■ EXERCISE GOAL:
Every line containing the word "Fall" needs to be found and copied.

Stored records:
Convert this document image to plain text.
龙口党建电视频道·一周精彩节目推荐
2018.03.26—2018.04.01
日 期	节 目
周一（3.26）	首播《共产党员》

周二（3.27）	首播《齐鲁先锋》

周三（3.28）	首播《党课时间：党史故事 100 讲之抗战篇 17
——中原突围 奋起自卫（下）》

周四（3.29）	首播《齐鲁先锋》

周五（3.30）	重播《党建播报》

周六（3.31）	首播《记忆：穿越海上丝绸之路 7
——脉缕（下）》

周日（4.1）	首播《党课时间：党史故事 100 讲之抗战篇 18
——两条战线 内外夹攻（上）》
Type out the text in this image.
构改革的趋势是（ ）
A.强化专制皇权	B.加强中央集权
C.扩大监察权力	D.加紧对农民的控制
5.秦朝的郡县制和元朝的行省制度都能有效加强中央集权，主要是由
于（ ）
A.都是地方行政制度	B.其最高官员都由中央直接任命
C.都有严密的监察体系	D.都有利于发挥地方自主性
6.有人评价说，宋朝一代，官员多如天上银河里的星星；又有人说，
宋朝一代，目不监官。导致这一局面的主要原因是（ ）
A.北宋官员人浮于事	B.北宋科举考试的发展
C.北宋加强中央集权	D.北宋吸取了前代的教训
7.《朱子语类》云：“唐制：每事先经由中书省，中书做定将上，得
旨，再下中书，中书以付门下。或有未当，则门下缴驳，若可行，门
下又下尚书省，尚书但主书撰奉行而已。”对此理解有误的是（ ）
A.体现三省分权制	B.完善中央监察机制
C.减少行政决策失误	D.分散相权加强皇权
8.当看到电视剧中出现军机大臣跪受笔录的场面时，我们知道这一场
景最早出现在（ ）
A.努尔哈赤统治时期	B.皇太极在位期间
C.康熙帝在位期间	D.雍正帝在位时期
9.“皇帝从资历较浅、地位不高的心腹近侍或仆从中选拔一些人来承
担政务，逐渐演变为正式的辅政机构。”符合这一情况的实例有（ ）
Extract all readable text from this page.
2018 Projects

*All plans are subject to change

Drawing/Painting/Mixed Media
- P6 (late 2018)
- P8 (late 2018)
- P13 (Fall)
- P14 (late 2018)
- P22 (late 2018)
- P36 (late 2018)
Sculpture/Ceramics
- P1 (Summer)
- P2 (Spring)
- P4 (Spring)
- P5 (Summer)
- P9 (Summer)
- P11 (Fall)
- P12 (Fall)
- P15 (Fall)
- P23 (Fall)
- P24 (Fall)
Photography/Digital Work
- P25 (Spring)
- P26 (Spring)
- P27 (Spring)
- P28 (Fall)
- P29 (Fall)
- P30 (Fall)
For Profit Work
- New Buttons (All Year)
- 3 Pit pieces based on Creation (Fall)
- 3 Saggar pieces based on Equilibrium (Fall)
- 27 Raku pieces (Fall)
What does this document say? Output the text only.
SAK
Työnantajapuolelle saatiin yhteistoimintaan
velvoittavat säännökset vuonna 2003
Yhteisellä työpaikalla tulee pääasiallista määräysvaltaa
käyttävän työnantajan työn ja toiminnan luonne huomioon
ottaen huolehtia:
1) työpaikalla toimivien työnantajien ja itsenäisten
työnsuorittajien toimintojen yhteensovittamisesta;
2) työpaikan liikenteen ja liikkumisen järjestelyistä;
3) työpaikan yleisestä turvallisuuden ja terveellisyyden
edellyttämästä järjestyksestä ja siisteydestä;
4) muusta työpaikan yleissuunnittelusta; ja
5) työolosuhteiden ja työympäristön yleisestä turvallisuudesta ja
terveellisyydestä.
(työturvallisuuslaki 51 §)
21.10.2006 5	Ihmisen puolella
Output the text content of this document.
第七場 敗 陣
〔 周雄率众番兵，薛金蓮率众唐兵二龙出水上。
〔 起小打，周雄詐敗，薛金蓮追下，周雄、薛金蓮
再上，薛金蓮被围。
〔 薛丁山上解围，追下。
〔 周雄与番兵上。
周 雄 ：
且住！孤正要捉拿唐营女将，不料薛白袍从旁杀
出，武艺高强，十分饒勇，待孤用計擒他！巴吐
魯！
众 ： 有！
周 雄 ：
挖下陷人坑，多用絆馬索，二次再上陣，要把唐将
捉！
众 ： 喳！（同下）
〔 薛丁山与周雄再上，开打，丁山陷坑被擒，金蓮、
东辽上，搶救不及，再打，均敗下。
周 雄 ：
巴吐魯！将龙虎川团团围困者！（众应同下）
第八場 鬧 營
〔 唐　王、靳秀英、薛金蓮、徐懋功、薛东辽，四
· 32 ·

■ THE COMPLETED TASK:
- P13 (Fall)
- P11 (Fall)
- P12 (Fall)
- P15 (Fall)
- P23 (Fall)
- P24 (Fall)
- P28 (Fall)
- P29 (Fall)
- P30 (Fall)
- 3 Pit pieces based on Creation (Fall)
- 3 Saggar pieces based on Equilibrium (Fall)
- 27 Raku pieces (Fall)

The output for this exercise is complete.